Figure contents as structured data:
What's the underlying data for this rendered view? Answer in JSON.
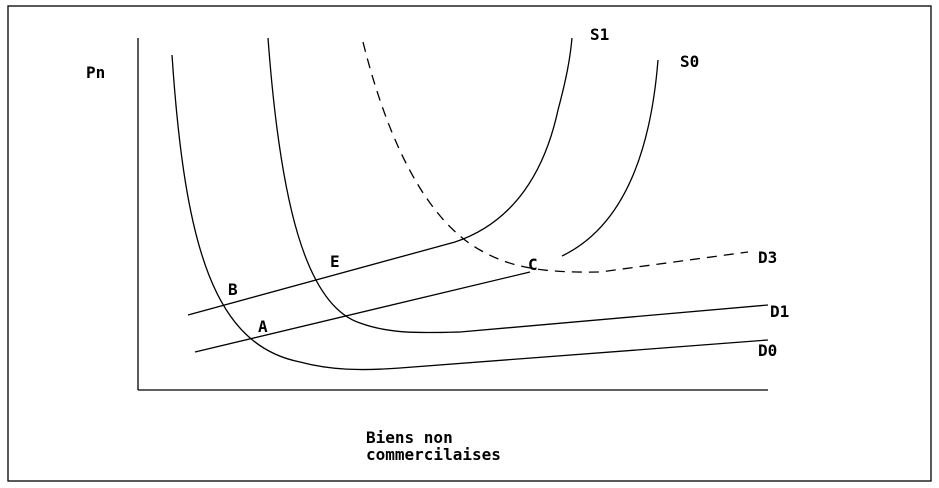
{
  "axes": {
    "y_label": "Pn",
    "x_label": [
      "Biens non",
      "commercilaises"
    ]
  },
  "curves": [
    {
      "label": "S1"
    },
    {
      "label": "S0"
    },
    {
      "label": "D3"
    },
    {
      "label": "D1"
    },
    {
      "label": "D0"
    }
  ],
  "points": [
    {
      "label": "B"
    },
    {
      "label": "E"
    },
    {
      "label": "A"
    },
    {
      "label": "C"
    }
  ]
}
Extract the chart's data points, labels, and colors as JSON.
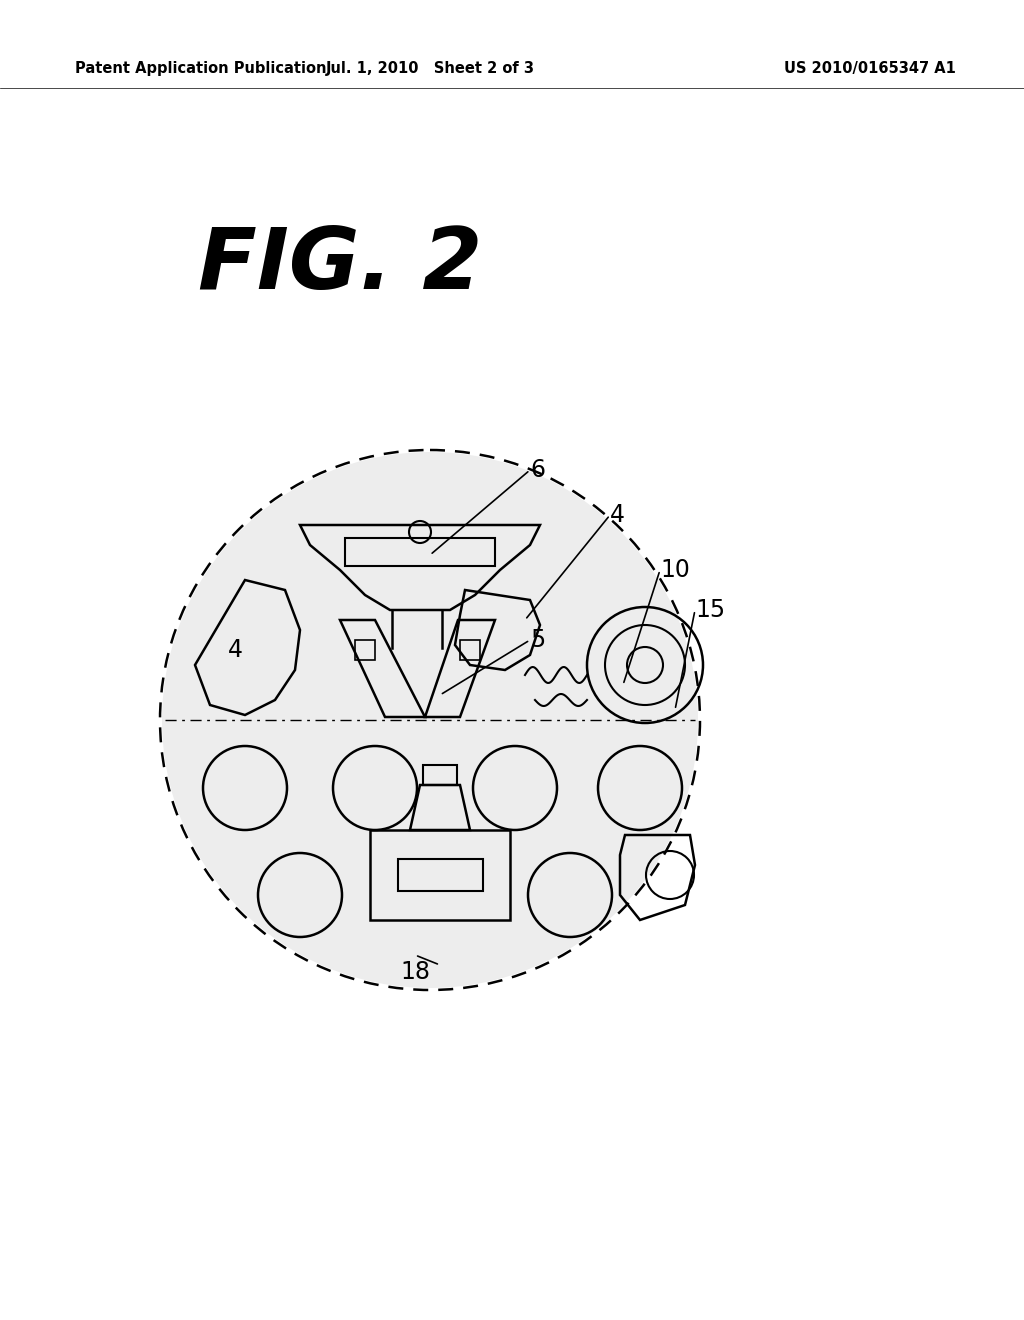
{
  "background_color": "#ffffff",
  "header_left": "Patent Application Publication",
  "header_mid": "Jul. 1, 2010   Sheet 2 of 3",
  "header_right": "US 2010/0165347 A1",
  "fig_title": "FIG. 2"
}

Do this:
All of the data above should be transcribed verbatim, with pictures omitted.

Answer for the task:
What's the underlying data for this rendered view? Answer in JSON.
{
  "axes": {
    "y_label": "Pn",
    "x_label": [
      "Biens non",
      "commercilaises"
    ]
  },
  "curves": [
    {
      "label": "S1"
    },
    {
      "label": "S0"
    },
    {
      "label": "D3"
    },
    {
      "label": "D1"
    },
    {
      "label": "D0"
    }
  ],
  "points": [
    {
      "label": "B"
    },
    {
      "label": "E"
    },
    {
      "label": "A"
    },
    {
      "label": "C"
    }
  ]
}
Extract the chart's data points, labels, and colors as JSON.
{
  "background_color": "#ffffff",
  "header_left": "Patent Application Publication",
  "header_mid": "Jul. 1, 2010   Sheet 2 of 3",
  "header_right": "US 2010/0165347 A1",
  "fig_title": "FIG. 2"
}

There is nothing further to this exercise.